Entries taken from a collection:
/---

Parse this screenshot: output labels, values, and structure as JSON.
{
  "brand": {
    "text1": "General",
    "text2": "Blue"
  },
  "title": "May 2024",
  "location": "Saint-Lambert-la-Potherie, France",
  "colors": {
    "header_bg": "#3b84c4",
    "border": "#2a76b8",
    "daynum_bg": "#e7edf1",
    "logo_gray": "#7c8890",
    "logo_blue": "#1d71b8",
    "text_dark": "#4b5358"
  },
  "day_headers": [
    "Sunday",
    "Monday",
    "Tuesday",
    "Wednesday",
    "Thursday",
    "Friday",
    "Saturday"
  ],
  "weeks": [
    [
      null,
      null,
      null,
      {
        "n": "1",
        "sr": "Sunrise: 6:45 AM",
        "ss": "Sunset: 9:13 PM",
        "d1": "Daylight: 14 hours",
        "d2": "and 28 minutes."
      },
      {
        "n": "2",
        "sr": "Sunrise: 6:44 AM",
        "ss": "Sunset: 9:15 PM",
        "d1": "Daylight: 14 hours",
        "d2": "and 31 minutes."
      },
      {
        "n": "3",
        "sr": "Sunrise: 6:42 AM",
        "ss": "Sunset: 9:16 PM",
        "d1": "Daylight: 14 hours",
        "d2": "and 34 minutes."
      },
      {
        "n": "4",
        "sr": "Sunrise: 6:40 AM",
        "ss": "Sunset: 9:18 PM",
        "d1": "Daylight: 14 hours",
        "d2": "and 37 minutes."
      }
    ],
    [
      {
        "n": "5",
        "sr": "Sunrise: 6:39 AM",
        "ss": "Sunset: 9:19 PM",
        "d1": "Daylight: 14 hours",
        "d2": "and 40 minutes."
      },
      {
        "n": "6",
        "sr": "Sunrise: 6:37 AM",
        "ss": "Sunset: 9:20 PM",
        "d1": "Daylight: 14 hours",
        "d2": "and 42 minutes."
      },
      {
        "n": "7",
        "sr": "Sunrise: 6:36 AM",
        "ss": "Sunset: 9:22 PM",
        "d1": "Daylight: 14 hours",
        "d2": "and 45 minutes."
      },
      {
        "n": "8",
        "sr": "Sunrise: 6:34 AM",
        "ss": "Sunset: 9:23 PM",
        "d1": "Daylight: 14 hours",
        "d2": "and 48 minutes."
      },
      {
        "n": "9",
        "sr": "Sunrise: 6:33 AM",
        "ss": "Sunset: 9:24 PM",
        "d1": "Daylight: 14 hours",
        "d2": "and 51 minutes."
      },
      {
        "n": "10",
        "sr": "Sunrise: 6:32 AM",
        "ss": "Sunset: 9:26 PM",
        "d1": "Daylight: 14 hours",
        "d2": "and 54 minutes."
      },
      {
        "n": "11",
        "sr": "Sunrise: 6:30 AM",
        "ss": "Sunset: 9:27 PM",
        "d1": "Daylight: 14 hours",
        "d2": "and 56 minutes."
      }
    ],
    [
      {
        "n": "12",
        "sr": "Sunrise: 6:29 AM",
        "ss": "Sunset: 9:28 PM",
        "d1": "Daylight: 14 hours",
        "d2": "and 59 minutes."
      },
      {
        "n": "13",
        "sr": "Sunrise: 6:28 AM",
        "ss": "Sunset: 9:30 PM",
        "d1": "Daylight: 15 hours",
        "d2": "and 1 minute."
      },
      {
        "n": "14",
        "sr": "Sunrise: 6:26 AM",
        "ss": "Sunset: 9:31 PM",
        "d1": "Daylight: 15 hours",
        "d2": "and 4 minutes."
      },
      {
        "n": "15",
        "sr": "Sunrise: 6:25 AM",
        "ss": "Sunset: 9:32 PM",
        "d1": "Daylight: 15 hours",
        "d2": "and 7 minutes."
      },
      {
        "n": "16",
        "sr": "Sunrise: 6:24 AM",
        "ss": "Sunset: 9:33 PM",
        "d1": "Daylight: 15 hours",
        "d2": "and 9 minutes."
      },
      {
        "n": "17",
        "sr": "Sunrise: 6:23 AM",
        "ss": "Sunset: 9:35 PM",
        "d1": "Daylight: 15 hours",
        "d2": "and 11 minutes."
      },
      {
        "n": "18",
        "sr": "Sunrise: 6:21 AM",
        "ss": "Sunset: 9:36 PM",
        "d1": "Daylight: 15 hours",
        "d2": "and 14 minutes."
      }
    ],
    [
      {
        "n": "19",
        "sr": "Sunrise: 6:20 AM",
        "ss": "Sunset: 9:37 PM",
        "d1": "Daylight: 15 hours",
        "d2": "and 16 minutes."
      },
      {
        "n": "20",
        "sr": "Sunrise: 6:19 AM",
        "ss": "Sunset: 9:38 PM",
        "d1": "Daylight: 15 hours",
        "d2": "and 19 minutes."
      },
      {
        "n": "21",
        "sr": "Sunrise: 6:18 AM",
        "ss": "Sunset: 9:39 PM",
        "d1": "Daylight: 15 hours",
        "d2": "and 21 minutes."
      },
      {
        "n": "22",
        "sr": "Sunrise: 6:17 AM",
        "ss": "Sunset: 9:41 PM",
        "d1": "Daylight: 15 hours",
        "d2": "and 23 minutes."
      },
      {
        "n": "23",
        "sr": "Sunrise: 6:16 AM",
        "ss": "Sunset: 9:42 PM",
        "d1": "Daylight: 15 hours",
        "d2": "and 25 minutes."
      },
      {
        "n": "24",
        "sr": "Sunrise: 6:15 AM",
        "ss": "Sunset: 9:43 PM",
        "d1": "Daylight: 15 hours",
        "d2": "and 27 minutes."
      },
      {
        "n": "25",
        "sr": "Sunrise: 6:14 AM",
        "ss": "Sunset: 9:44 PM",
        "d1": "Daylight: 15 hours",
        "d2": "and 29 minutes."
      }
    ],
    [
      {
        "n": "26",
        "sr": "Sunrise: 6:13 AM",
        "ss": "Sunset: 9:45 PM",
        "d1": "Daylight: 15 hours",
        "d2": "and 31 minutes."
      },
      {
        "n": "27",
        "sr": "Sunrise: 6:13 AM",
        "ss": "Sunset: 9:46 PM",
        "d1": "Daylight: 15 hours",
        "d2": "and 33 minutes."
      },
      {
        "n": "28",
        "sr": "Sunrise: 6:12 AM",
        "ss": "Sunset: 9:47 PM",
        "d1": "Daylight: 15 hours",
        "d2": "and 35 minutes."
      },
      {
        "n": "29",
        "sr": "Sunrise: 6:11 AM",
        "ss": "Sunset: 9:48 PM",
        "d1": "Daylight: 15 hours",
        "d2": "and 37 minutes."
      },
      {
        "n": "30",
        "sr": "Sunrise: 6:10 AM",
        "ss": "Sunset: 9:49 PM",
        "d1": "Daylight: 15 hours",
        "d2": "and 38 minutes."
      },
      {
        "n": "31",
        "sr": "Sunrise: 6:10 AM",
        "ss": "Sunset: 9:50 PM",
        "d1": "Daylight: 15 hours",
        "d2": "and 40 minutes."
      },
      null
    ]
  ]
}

\---

- **WORK TO DO**:
Output all preceding records character for character.

- **ANSWER TO THIS TASK**:
Parse this screenshot: output labels, values, and structure as JSON.
{
  "brand": {
    "text1": "General",
    "text2": "Blue"
  },
  "title": "May 2024",
  "location": "Saint-Lambert-la-Potherie, France",
  "colors": {
    "header_bg": "#3b84c4",
    "border": "#2a76b8",
    "daynum_bg": "#e7edf1",
    "logo_gray": "#7c8890",
    "logo_blue": "#1d71b8",
    "text_dark": "#4b5358"
  },
  "day_headers": [
    "Sunday",
    "Monday",
    "Tuesday",
    "Wednesday",
    "Thursday",
    "Friday",
    "Saturday"
  ],
  "weeks": [
    [
      null,
      null,
      null,
      {
        "n": "1",
        "sr": "Sunrise: 6:45 AM",
        "ss": "Sunset: 9:13 PM",
        "d1": "Daylight: 14 hours",
        "d2": "and 28 minutes."
      },
      {
        "n": "2",
        "sr": "Sunrise: 6:44 AM",
        "ss": "Sunset: 9:15 PM",
        "d1": "Daylight: 14 hours",
        "d2": "and 31 minutes."
      },
      {
        "n": "3",
        "sr": "Sunrise: 6:42 AM",
        "ss": "Sunset: 9:16 PM",
        "d1": "Daylight: 14 hours",
        "d2": "and 34 minutes."
      },
      {
        "n": "4",
        "sr": "Sunrise: 6:40 AM",
        "ss": "Sunset: 9:18 PM",
        "d1": "Daylight: 14 hours",
        "d2": "and 37 minutes."
      }
    ],
    [
      {
        "n": "5",
        "sr": "Sunrise: 6:39 AM",
        "ss": "Sunset: 9:19 PM",
        "d1": "Daylight: 14 hours",
        "d2": "and 40 minutes."
      },
      {
        "n": "6",
        "sr": "Sunrise: 6:37 AM",
        "ss": "Sunset: 9:20 PM",
        "d1": "Daylight: 14 hours",
        "d2": "and 42 minutes."
      },
      {
        "n": "7",
        "sr": "Sunrise: 6:36 AM",
        "ss": "Sunset: 9:22 PM",
        "d1": "Daylight: 14 hours",
        "d2": "and 45 minutes."
      },
      {
        "n": "8",
        "sr": "Sunrise: 6:34 AM",
        "ss": "Sunset: 9:23 PM",
        "d1": "Daylight: 14 hours",
        "d2": "and 48 minutes."
      },
      {
        "n": "9",
        "sr": "Sunrise: 6:33 AM",
        "ss": "Sunset: 9:24 PM",
        "d1": "Daylight: 14 hours",
        "d2": "and 51 minutes."
      },
      {
        "n": "10",
        "sr": "Sunrise: 6:32 AM",
        "ss": "Sunset: 9:26 PM",
        "d1": "Daylight: 14 hours",
        "d2": "and 54 minutes."
      },
      {
        "n": "11",
        "sr": "Sunrise: 6:30 AM",
        "ss": "Sunset: 9:27 PM",
        "d1": "Daylight: 14 hours",
        "d2": "and 56 minutes."
      }
    ],
    [
      {
        "n": "12",
        "sr": "Sunrise: 6:29 AM",
        "ss": "Sunset: 9:28 PM",
        "d1": "Daylight: 14 hours",
        "d2": "and 59 minutes."
      },
      {
        "n": "13",
        "sr": "Sunrise: 6:28 AM",
        "ss": "Sunset: 9:30 PM",
        "d1": "Daylight: 15 hours",
        "d2": "and 1 minute."
      },
      {
        "n": "14",
        "sr": "Sunrise: 6:26 AM",
        "ss": "Sunset: 9:31 PM",
        "d1": "Daylight: 15 hours",
        "d2": "and 4 minutes."
      },
      {
        "n": "15",
        "sr": "Sunrise: 6:25 AM",
        "ss": "Sunset: 9:32 PM",
        "d1": "Daylight: 15 hours",
        "d2": "and 7 minutes."
      },
      {
        "n": "16",
        "sr": "Sunrise: 6:24 AM",
        "ss": "Sunset: 9:33 PM",
        "d1": "Daylight: 15 hours",
        "d2": "and 9 minutes."
      },
      {
        "n": "17",
        "sr": "Sunrise: 6:23 AM",
        "ss": "Sunset: 9:35 PM",
        "d1": "Daylight: 15 hours",
        "d2": "and 11 minutes."
      },
      {
        "n": "18",
        "sr": "Sunrise: 6:21 AM",
        "ss": "Sunset: 9:36 PM",
        "d1": "Daylight: 15 hours",
        "d2": "and 14 minutes."
      }
    ],
    [
      {
        "n": "19",
        "sr": "Sunrise: 6:20 AM",
        "ss": "Sunset: 9:37 PM",
        "d1": "Daylight: 15 hours",
        "d2": "and 16 minutes."
      },
      {
        "n": "20",
        "sr": "Sunrise: 6:19 AM",
        "ss": "Sunset: 9:38 PM",
        "d1": "Daylight: 15 hours",
        "d2": "and 19 minutes."
      },
      {
        "n": "21",
        "sr": "Sunrise: 6:18 AM",
        "ss": "Sunset: 9:39 PM",
        "d1": "Daylight: 15 hours",
        "d2": "and 21 minutes."
      },
      {
        "n": "22",
        "sr": "Sunrise: 6:17 AM",
        "ss": "Sunset: 9:41 PM",
        "d1": "Daylight: 15 hours",
        "d2": "and 23 minutes."
      },
      {
        "n": "23",
        "sr": "Sunrise: 6:16 AM",
        "ss": "Sunset: 9:42 PM",
        "d1": "Daylight: 15 hours",
        "d2": "and 25 minutes."
      },
      {
        "n": "24",
        "sr": "Sunrise: 6:15 AM",
        "ss": "Sunset: 9:43 PM",
        "d1": "Daylight: 15 hours",
        "d2": "and 27 minutes."
      },
      {
        "n": "25",
        "sr": "Sunrise: 6:14 AM",
        "ss": "Sunset: 9:44 PM",
        "d1": "Daylight: 15 hours",
        "d2": "and 29 minutes."
      }
    ],
    [
      {
        "n": "26",
        "sr": "Sunrise: 6:13 AM",
        "ss": "Sunset: 9:45 PM",
        "d1": "Daylight: 15 hours",
        "d2": "and 31 minutes."
      },
      {
        "n": "27",
        "sr": "Sunrise: 6:13 AM",
        "ss": "Sunset: 9:46 PM",
        "d1": "Daylight: 15 hours",
        "d2": "and 33 minutes."
      },
      {
        "n": "28",
        "sr": "Sunrise: 6:12 AM",
        "ss": "Sunset: 9:47 PM",
        "d1": "Daylight: 15 hours",
        "d2": "and 35 minutes."
      },
      {
        "n": "29",
        "sr": "Sunrise: 6:11 AM",
        "ss": "Sunset: 9:48 PM",
        "d1": "Daylight: 15 hours",
        "d2": "and 37 minutes."
      },
      {
        "n": "30",
        "sr": "Sunrise: 6:10 AM",
        "ss": "Sunset: 9:49 PM",
        "d1": "Daylight: 15 hours",
        "d2": "and 38 minutes."
      },
      {
        "n": "31",
        "sr": "Sunrise: 6:10 AM",
        "ss": "Sunset: 9:50 PM",
        "d1": "Daylight: 15 hours",
        "d2": "and 40 minutes."
      },
      null
    ]
  ]
}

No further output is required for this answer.